=== GIVEN RECORDS ===

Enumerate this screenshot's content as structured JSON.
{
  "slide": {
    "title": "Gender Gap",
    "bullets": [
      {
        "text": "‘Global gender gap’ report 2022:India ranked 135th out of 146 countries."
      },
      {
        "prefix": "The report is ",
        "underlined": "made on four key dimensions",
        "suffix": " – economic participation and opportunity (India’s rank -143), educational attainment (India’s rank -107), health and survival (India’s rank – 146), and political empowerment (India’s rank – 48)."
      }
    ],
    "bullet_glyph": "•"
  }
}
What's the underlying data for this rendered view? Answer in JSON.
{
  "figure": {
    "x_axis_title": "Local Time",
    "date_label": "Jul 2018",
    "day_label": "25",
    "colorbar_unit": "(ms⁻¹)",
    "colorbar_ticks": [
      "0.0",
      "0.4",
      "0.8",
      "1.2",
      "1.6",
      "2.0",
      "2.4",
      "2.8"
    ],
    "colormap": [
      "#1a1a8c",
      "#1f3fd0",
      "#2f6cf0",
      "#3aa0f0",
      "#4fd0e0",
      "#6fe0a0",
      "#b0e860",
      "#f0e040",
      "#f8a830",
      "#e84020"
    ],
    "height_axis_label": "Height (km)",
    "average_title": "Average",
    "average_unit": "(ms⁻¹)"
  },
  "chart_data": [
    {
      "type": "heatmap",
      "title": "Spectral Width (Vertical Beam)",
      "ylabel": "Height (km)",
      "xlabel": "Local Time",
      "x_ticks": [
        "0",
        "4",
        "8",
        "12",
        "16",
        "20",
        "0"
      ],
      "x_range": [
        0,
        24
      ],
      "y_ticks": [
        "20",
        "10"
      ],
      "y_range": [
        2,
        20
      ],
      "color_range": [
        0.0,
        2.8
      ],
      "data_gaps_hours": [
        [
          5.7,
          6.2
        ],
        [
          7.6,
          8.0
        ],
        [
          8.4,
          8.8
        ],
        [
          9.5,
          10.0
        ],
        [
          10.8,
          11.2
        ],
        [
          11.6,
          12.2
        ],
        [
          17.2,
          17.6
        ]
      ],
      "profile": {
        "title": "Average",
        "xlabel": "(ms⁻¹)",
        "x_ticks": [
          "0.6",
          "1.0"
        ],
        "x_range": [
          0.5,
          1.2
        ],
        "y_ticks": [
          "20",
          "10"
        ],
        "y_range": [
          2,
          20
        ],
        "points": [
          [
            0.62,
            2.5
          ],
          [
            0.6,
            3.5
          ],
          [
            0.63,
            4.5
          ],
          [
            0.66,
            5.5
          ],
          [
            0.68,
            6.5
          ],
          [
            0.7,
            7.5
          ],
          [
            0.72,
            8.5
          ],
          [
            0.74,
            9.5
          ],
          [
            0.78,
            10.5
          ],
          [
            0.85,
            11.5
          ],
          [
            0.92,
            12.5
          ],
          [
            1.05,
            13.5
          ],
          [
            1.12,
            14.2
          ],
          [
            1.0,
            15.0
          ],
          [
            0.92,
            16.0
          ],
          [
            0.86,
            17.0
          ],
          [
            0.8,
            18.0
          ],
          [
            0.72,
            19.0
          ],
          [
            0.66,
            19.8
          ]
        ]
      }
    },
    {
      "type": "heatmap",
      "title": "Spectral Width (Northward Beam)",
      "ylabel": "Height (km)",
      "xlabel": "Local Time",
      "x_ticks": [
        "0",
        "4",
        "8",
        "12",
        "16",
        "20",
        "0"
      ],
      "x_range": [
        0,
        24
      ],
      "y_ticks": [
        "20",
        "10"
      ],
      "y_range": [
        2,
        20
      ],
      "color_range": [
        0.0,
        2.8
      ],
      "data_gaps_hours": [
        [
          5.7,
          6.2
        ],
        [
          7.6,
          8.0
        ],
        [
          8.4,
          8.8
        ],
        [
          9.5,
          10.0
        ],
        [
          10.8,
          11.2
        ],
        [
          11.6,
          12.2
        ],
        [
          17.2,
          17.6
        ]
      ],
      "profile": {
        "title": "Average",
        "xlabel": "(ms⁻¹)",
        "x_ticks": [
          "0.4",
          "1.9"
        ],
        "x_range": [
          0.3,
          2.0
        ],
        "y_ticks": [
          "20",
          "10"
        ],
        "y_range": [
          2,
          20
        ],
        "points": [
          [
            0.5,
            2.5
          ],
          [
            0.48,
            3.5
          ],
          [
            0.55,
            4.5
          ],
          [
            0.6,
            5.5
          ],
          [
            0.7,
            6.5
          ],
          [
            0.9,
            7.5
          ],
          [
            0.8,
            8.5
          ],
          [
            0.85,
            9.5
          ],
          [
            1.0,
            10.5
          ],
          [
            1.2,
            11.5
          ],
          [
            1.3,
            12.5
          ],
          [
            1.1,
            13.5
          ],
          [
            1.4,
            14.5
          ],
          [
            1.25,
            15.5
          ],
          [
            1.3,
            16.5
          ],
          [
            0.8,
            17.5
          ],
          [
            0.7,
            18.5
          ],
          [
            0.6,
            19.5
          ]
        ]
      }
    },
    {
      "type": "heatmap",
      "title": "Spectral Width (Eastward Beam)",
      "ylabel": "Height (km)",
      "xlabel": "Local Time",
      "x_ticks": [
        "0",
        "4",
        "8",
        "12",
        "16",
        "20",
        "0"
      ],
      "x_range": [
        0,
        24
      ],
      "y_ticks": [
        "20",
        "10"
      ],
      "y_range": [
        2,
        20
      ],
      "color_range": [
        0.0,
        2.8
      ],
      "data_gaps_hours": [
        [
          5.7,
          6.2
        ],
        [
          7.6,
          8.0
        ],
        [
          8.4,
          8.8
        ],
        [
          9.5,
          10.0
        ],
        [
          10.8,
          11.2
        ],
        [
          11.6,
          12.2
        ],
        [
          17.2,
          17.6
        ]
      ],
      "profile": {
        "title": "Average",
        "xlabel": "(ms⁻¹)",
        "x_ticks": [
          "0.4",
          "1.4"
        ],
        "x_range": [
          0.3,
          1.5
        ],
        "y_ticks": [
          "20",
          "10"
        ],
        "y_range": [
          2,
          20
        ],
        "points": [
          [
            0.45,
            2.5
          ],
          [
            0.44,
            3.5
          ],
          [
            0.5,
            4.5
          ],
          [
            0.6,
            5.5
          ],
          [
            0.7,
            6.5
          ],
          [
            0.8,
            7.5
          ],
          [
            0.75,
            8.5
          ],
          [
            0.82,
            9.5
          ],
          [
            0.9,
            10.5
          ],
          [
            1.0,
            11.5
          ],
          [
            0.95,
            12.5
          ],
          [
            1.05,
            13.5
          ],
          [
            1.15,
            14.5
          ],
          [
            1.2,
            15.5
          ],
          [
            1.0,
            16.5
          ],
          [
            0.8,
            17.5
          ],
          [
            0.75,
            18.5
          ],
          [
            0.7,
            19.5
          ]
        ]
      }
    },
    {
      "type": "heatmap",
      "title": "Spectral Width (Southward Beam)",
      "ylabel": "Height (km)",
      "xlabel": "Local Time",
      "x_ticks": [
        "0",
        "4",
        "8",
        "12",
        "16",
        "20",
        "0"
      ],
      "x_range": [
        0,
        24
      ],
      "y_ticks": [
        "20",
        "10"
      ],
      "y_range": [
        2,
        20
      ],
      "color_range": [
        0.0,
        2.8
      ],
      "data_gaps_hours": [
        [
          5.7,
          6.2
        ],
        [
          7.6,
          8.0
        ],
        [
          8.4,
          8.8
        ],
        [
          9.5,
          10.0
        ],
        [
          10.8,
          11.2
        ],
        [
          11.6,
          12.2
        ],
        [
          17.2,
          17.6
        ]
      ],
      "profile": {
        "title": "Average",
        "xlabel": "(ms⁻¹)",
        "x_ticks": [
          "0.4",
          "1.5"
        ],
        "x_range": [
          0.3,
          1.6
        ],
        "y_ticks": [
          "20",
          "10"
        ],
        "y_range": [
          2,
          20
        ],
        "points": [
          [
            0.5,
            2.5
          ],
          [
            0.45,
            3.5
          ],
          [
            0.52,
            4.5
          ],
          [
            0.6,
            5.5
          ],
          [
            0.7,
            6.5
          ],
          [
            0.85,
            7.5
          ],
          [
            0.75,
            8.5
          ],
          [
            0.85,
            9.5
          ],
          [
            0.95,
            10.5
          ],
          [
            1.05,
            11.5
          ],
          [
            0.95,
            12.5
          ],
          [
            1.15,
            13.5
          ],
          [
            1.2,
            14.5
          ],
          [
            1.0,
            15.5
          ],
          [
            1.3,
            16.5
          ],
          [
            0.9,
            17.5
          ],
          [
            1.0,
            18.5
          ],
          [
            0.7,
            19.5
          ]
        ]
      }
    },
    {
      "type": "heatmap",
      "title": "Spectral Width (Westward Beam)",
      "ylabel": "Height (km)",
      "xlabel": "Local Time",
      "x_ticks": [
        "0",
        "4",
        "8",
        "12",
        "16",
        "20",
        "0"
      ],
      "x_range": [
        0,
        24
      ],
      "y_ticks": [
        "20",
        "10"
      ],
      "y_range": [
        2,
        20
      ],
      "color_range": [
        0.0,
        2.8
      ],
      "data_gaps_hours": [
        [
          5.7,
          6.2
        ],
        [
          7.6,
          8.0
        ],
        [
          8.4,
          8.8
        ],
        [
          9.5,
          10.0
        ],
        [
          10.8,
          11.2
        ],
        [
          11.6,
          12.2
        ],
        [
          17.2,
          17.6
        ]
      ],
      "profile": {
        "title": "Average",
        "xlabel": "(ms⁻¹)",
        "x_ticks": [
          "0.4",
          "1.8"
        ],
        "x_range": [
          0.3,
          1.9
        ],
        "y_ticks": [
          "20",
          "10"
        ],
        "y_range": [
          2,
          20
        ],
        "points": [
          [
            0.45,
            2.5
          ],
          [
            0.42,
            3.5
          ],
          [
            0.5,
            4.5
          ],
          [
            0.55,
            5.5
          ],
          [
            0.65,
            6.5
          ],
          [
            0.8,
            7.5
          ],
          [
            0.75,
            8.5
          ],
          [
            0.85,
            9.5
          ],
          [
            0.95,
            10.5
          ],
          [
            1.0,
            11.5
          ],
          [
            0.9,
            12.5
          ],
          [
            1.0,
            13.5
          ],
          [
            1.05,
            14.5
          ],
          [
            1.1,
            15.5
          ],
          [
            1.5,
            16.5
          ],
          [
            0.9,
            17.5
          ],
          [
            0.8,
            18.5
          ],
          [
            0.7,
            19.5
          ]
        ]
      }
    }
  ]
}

===

GIVEN REQUEST = Count each line where the string "Beam" occurs, and write only the number.

SOLUTION FOR THIS EXERCISE = 5